### [DESCRIPTION OF THE TASK]
Count the lines in the material that contain the word "arrangement", treating case as significant, and reply with the number only.

### [DATA SUPPLIED]
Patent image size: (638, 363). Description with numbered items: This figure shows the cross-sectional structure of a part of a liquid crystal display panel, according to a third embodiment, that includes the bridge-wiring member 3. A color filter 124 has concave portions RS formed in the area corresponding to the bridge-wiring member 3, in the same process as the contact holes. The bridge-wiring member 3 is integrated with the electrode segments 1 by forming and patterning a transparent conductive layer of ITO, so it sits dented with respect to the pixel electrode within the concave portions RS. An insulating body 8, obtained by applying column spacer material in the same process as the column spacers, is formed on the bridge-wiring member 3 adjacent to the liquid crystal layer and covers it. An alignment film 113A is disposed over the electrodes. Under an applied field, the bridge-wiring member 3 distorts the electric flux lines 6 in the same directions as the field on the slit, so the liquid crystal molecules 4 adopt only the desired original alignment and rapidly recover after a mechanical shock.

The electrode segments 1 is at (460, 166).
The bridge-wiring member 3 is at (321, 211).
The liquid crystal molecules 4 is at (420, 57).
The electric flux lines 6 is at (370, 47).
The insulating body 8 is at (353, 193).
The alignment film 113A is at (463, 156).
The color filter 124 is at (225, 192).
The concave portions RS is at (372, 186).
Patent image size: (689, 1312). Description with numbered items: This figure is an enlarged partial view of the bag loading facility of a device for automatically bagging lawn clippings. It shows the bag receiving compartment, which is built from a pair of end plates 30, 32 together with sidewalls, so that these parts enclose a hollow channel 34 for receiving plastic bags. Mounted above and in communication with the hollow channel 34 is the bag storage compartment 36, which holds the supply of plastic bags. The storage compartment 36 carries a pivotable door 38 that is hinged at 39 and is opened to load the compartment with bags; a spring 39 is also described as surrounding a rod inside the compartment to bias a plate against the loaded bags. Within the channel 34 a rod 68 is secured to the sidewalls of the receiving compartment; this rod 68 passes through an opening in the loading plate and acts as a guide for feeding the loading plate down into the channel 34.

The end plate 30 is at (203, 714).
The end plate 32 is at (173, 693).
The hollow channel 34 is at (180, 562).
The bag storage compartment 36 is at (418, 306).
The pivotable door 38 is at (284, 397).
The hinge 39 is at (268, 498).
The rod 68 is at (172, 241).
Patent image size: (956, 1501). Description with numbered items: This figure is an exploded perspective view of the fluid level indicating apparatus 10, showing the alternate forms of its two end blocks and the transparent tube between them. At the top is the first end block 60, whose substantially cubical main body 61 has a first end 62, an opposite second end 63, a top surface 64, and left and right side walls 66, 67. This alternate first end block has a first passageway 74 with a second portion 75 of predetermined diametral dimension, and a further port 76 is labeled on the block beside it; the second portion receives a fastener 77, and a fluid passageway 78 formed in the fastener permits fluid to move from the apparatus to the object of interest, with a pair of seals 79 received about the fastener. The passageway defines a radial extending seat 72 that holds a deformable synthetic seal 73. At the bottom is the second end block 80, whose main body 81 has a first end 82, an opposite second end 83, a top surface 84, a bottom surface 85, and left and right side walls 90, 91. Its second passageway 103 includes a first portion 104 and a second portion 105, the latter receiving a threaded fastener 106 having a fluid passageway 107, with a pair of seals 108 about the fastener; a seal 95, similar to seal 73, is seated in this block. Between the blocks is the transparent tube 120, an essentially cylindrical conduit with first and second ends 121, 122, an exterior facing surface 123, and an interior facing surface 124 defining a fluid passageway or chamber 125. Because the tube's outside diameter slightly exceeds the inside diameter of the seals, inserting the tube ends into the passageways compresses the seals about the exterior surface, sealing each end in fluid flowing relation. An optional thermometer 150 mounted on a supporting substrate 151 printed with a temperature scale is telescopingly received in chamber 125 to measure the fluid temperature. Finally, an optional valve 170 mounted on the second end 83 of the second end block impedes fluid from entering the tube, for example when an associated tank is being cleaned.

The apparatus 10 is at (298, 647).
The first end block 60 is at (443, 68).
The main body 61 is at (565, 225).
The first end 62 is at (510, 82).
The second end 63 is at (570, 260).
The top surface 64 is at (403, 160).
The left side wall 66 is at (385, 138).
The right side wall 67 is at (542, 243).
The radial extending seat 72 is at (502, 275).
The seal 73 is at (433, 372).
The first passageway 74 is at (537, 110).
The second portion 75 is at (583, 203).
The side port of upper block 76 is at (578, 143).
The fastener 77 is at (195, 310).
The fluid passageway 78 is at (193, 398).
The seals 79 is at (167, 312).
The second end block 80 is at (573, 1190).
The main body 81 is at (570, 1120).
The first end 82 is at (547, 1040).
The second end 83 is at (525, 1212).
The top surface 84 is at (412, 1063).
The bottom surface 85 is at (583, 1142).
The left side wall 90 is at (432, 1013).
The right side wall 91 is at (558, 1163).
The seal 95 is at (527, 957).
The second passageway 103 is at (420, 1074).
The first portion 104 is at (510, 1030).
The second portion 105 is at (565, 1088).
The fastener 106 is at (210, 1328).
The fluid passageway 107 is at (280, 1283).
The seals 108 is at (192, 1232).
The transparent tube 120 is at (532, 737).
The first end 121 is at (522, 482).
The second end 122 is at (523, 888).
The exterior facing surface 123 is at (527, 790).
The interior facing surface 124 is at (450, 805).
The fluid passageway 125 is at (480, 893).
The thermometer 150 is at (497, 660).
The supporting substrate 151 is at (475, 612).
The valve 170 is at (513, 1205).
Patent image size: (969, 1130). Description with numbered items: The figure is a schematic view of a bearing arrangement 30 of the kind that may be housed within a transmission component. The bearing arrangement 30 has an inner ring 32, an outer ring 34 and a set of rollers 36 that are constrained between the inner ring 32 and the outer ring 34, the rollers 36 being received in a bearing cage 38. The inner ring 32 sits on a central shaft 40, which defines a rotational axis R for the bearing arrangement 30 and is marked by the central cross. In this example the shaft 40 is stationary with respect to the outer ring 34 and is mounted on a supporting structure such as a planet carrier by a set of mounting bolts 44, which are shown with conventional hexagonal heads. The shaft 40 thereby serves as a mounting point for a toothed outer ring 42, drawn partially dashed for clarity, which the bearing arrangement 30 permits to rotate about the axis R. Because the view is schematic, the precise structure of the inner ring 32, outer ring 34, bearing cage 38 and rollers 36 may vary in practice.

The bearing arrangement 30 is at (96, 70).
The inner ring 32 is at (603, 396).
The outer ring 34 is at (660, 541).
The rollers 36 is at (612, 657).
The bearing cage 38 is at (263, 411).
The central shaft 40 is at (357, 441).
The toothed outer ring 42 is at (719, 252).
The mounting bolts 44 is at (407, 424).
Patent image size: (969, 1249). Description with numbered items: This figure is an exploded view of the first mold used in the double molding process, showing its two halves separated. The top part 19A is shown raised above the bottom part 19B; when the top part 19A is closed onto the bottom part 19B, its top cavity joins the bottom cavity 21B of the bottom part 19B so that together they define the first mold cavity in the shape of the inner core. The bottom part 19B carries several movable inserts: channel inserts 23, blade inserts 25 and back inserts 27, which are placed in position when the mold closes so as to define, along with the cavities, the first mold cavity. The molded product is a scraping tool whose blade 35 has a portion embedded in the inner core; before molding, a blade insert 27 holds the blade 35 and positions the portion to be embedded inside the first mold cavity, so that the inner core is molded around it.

### [EXERCISE RESULT]
2